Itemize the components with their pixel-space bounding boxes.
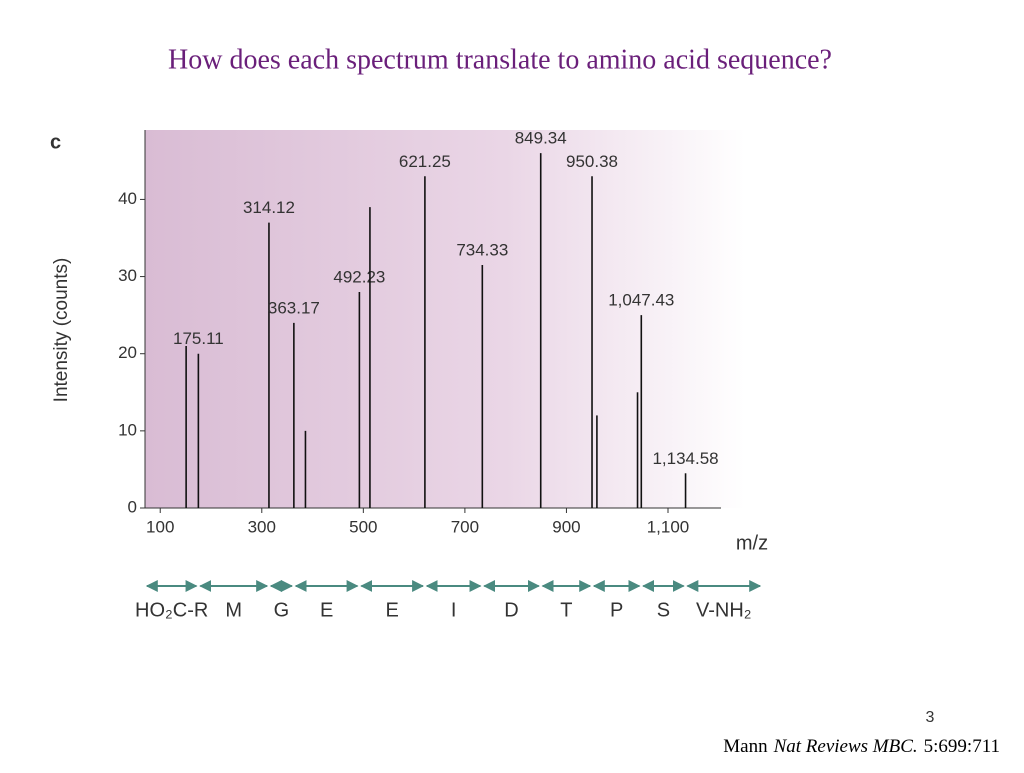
y-axis-label: Intensity (counts) <box>51 258 72 403</box>
citation-ref: 5:699:711 <box>924 736 1000 757</box>
peak-label: 734.33 <box>456 240 508 259</box>
residue-label: V-NH₂ <box>696 599 752 621</box>
y-tick-label: 0 <box>128 497 137 516</box>
page-number: 3 <box>926 709 935 726</box>
residue-label: G <box>274 599 290 621</box>
slide-title: How does each spectrum translate to amin… <box>168 44 832 75</box>
x-tick-label: 500 <box>349 517 377 536</box>
plot-background <box>145 130 745 508</box>
residue-label: S <box>657 599 670 621</box>
panel-label: c <box>50 131 61 153</box>
residue-label: E <box>385 599 398 621</box>
residue-label: T <box>560 599 572 621</box>
peak-label: 314.12 <box>243 198 295 217</box>
y-tick-label: 20 <box>118 343 137 362</box>
peak-label: 950.38 <box>566 152 618 171</box>
peak-label: 849.34 <box>515 129 567 148</box>
x-tick-label: 100 <box>146 517 174 536</box>
peak-label: 492.23 <box>333 267 385 286</box>
y-tick-label: 40 <box>118 189 137 208</box>
y-tick-label: 10 <box>118 420 137 439</box>
residue-label: E <box>320 599 333 621</box>
peak-label: 1,134.58 <box>652 449 718 468</box>
citation: Mann Nat Reviews MBC. 5:699:711 <box>723 736 1000 757</box>
residue-label: M <box>225 599 242 621</box>
x-tick-label: 300 <box>248 517 276 536</box>
x-tick-label: 900 <box>552 517 580 536</box>
residue-label: P <box>610 599 623 621</box>
peak-label: 175.11 <box>173 329 224 348</box>
citation-journal: Nat Reviews MBC. <box>773 736 918 757</box>
peak-label: 621.25 <box>399 152 451 171</box>
peak-label: 1,047.43 <box>608 291 674 310</box>
x-tick-label: 1,100 <box>647 517 690 536</box>
residue-label: HO₂C-R <box>135 599 208 621</box>
y-tick-label: 30 <box>118 266 137 285</box>
residue-label: I <box>451 599 457 621</box>
residue-label: D <box>504 599 518 621</box>
x-tick-label: 700 <box>451 517 479 536</box>
citation-author: Mann <box>723 736 768 757</box>
x-axis-label: m/z <box>736 532 768 554</box>
peak-label: 363.17 <box>268 298 320 317</box>
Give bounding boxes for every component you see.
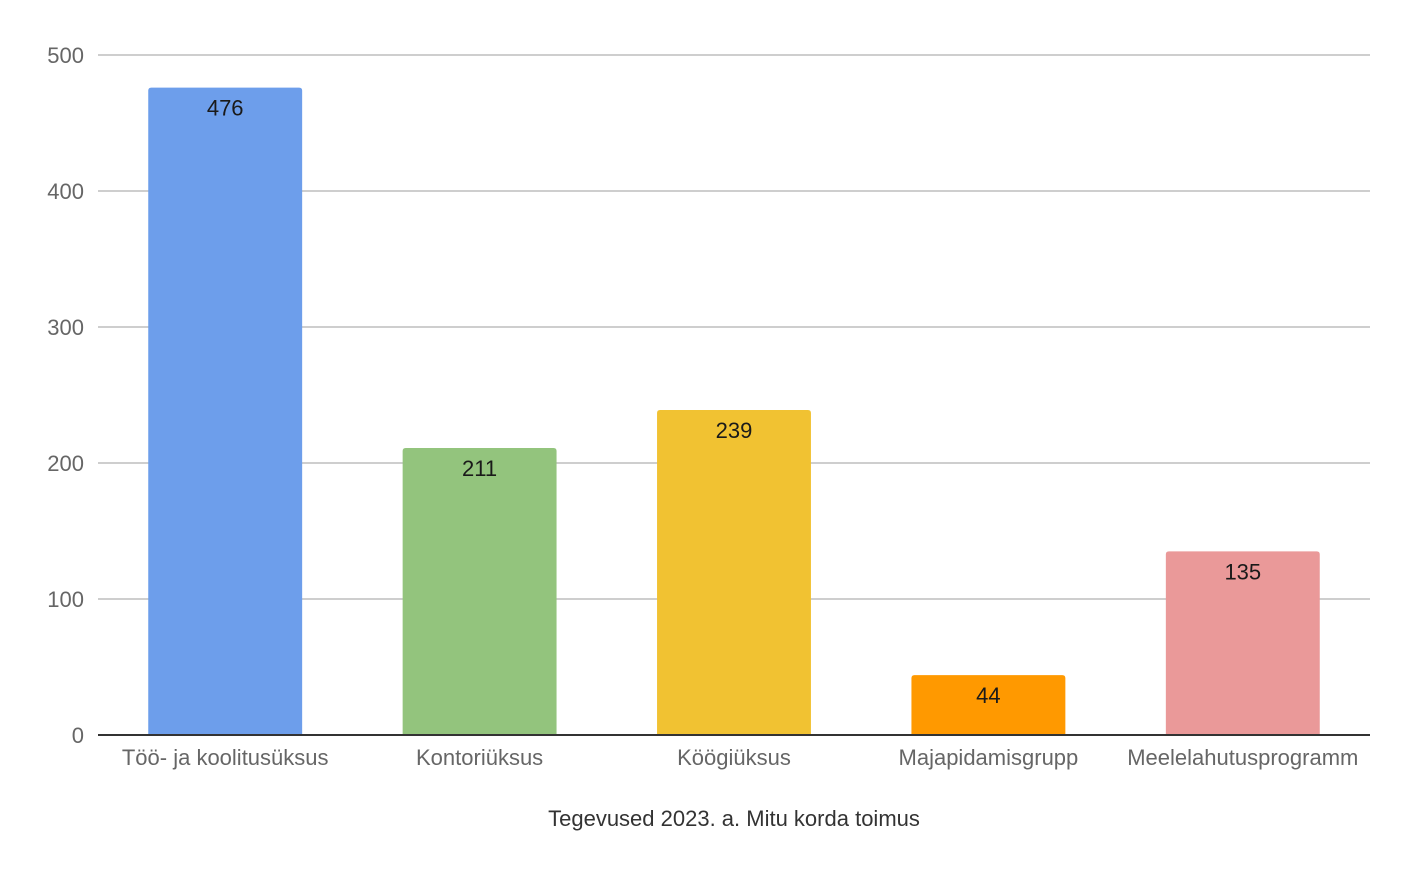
data-label: 44 <box>976 683 1000 708</box>
y-tick-label: 100 <box>47 587 84 612</box>
y-tick-label: 200 <box>47 451 84 476</box>
data-label: 239 <box>716 418 753 443</box>
x-category-label: Köögiüksus <box>677 745 791 770</box>
data-labels: 476 211 239 44 135 <box>207 96 1261 709</box>
x-axis-title: Tegevused 2023. a. Mitu korda toimus <box>548 806 920 831</box>
data-label: 211 <box>462 456 497 481</box>
gridlines <box>98 54 1370 600</box>
data-label: 135 <box>1224 559 1261 584</box>
bar <box>911 675 1066 735</box>
x-category-label: Majapidamisgrupp <box>899 745 1079 770</box>
bar <box>148 87 303 735</box>
y-tick-label: 300 <box>47 315 84 340</box>
x-category-label: Kontoriüksus <box>416 745 543 770</box>
bars <box>148 87 1320 735</box>
y-tick-label: 400 <box>47 179 84 204</box>
bar <box>1165 551 1320 735</box>
bar <box>657 409 811 735</box>
axes: 0 100 200 300 400 500 Töö- ja koolitusüksus Kon… <box>47 43 1370 770</box>
x-category-label: Meelelahutusprogramm <box>1127 745 1358 770</box>
data-label: 476 <box>207 96 244 121</box>
x-category-label: Töö- ja koolitusüksus <box>122 745 329 770</box>
y-tick-label: 0 <box>72 723 84 748</box>
y-tick-label: 500 <box>47 43 84 68</box>
bar <box>402 448 557 735</box>
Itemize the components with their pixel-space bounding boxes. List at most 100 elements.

#### What you are asked to do
Reproduce the part of the entries that opens with the line containing "data-label: 44 <box>976 683 1000 708</box>" and closes with the end of the entries, putting "category-label" wherever "x-category-label" appears and leaving all else unchanged.

#### Task answer
data-label: 44 <box>976 683 1000 708</box>
y-tick-label: 100 <box>47 587 84 612</box>
y-tick-label: 200 <box>47 451 84 476</box>
data-label: 239 <box>716 418 753 443</box>
category-label: Köögiüksus <box>677 745 791 770</box>
data-labels: 476 211 239 44 135 <box>207 96 1261 709</box>
x-axis-title: Tegevused 2023. a. Mitu korda toimus <box>548 806 920 831</box>
data-label: 211 <box>462 456 497 481</box>
gridlines <box>98 54 1370 600</box>
data-label: 135 <box>1224 559 1261 584</box>
bar <box>911 675 1066 735</box>
category-label: Majapidamisgrupp <box>899 745 1079 770</box>
bar <box>148 87 303 735</box>
y-tick-label: 300 <box>47 315 84 340</box>
category-label: Kontoriüksus <box>416 745 543 770</box>
bars <box>148 87 1320 735</box>
y-tick-label: 400 <box>47 179 84 204</box>
bar <box>1165 551 1320 735</box>
bar <box>657 409 811 735</box>
axes: 0 100 200 300 400 500 Töö- ja koolitusüksus Kon… <box>47 43 1370 770</box>
category-label: Meelelahutusprogramm <box>1127 745 1358 770</box>
data-label: 476 <box>207 96 244 121</box>
category-label: Töö- ja koolitusüksus <box>122 745 329 770</box>
y-tick-label: 0 <box>72 723 84 748</box>
y-tick-label: 500 <box>47 43 84 68</box>
bar <box>402 448 557 735</box>
Itemize the components with their pixel-space bounding boxes. List at most 100 elements.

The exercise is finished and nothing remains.